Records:
--*--

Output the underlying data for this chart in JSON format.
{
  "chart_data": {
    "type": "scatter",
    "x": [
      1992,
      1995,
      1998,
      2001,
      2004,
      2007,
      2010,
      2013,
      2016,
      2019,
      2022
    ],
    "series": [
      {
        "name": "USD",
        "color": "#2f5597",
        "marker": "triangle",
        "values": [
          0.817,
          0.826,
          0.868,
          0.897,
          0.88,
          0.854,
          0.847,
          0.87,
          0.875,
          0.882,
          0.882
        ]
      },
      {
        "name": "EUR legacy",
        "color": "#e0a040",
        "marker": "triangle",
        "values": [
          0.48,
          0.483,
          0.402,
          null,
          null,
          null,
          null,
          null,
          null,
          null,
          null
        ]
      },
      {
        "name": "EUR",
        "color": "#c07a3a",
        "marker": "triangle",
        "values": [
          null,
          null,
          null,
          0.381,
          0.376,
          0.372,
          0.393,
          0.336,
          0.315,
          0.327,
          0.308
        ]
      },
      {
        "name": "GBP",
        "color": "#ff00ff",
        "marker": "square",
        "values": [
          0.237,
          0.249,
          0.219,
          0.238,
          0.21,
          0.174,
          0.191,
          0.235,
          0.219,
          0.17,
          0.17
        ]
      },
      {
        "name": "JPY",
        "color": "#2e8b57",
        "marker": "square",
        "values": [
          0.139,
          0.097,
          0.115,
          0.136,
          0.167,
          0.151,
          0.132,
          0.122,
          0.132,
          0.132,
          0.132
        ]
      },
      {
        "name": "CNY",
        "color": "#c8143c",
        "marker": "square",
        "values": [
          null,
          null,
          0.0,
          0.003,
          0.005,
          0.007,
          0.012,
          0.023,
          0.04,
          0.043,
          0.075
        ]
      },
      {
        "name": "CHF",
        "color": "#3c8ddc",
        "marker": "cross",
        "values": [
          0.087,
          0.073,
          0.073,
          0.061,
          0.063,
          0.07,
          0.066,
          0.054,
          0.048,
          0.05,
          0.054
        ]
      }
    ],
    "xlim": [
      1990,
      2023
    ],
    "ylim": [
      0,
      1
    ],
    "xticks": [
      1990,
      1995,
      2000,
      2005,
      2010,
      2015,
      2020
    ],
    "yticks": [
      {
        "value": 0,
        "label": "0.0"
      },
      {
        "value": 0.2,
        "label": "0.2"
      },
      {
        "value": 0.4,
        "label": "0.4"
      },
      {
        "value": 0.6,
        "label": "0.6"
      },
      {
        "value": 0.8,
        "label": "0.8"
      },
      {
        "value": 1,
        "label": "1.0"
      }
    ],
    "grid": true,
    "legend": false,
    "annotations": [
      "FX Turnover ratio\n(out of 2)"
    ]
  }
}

--*--

:: GIVEN EXERCISE ::
Single out each line of the records above with the string "name" in it, and copy it.

:: THE REPLY ::
        "name": "USD",
        "name": "EUR legacy",
        "name": "EUR",
        "name": "GBP",
        "name": "JPY",
        "name": "CNY",
        "name": "CHF",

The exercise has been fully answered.